● Problema proposto
Responda às perguntas a seguir com base no texto exibido abaixo.
(a) Em que bairro de São Paulo ficava o sobrado da família onde estava a biblioteca herdada do avô?
(b) Que grau Eduardo alcançou na Ordem Maçônica?
(c) Qual foi o primeiro livro espírita de Eduardo?

● Texto exibido
##############################

O jovem amadureceu e tornou-se um pesquisador persistente e visionário. Foi como se um fio de uma meada inimaginável lhe surgisse às mãos com a história de seu grande e primeiro ídolo, Jésus, poeta, músico e líder natural dos hansenianos.

É possível dizer que Eduardo concluía seus livros, mas jamais terminava, tal era a gana com que se lançava diuturnamente ao trabalho de pesquisa e a emoção com que descobria mais e mais fatos acerca do objeto de sua atenção.

Não demorou muito para que sua residência se tornasse um verdadeiro depósito de livros e documentos. A bela biblioteca herdada do avô, com obras excelentes e algumas raras, que ocupava o moderno sobrado da família no Bairro do Brooklin, em São Paulo, tornou-se seu refúgio e foi aos poucos sendo ampliada, até alcançar o caos da desordem, que somente ele era capaz de administrar.

O lado humano de Eduardo tinha planos para constituir família, porém, esse projeto jamais pôde ser por ele concluído porque se sentia responsável pelos cuidados da mãe, que adorava; depois porque os irmãos acabaram por ocupar parte considerável do seu tempo e preocupações.

Nas duas situações foi de uma dedicação exemplar. Na vida prática, no silêncio de quem sabe se reservar, foi o marido dedicado que a mãe deixou de ter; foi, também, o pai amoroso que o sobrinho jamais teria; e, além, foi mentor e amparo de seus irmãos, especialmente diante dos conflitos da vida que os atormentava em seus caminhos.

Quando a genitora, enfim, retornou à vida extrafísica, Eduardo foi ocupar, solitário, uma casa no Bairro da Saúde, onde continuou sua saga de pesquisador, escritor e trabalhador da causa humana.

Insaciável quanto ao conhecimento, lançou-se na Maçonaria onde, com o mesmo afã, dedicou largo tempo no desdobramento do saber, abrindo caminho para que fatos e histórias, filosofias e feitos tivessem seu destaque. Integrou-se de tal maneira à Ordem Maçônica que percorreu todas as etapas da instituição milenar, alcançando rapidamente o 33º grau. Ali, tornou-se articulista e membro da equipe editorial da revista A Verdade, editada pela Grande Loja Maçônica de São Paulo, além de ser autor de vários livros contendo assuntos relativos à Maçonaria. Deixou-a, um dia, desiludido com a política interna, mas não abandonou os estudos esotéricos.

Seu primeiro livro espírita – A extraordinária vida de Jésus Gonçalves – foi o definidor de uma trilha que Eduardo jamais imaginara seguir, mas na qual, entre dócil e áspero, fixou marcas capazes de surpreender aqueles que sonham um dia dedicar-se às causas nobres.

O seu lado humano era descuidado com muitas coisas materiais; tinha pressa em tudo e as preocupações dessa ordem tendiam a roubar-lhe o tempo que não desejava perder. Por isso, levava de roldão tudo aquilo que pudesse constituir barreira à sua caminhada para os objetivos propostos. Irascível, algumas vezes, destemido sempre.

##############################

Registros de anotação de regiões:
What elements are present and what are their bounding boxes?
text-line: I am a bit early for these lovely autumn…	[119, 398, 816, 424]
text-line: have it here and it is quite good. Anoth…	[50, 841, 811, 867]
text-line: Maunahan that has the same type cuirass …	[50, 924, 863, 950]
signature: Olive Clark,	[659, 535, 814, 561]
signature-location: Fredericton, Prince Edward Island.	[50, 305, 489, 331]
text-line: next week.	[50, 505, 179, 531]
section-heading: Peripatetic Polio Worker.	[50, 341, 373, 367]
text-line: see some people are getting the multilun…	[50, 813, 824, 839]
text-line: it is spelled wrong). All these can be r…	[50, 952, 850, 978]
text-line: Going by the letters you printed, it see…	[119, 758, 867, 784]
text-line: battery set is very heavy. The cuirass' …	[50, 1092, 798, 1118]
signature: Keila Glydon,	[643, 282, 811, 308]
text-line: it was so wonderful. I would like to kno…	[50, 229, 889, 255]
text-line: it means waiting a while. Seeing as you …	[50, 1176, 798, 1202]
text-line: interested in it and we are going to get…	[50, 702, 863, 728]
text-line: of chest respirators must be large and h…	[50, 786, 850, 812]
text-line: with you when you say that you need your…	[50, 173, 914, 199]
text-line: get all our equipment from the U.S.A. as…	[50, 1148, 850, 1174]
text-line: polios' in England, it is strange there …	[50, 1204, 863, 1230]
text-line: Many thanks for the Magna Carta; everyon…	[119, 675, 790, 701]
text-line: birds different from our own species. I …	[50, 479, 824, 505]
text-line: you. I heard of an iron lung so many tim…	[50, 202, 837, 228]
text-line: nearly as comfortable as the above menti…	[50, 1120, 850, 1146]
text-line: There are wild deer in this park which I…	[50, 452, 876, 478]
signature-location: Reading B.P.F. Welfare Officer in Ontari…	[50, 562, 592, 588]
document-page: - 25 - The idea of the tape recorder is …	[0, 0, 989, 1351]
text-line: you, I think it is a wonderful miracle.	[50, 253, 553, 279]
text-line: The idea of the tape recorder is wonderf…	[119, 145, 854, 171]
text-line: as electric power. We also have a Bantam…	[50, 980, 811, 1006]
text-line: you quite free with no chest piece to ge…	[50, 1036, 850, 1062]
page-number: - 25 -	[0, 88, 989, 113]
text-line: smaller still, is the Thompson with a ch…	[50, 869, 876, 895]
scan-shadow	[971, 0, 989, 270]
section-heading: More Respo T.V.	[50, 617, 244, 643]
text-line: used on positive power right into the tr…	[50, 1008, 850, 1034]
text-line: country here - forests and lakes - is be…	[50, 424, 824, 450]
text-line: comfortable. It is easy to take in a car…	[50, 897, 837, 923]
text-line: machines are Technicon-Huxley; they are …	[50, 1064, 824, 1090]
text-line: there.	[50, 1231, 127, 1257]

##############################

● Solução proposta
(a) No Bairro do Brooklin.
(b) O 33º grau.
(c) A extraordinária vida de Jésus Gonçalves.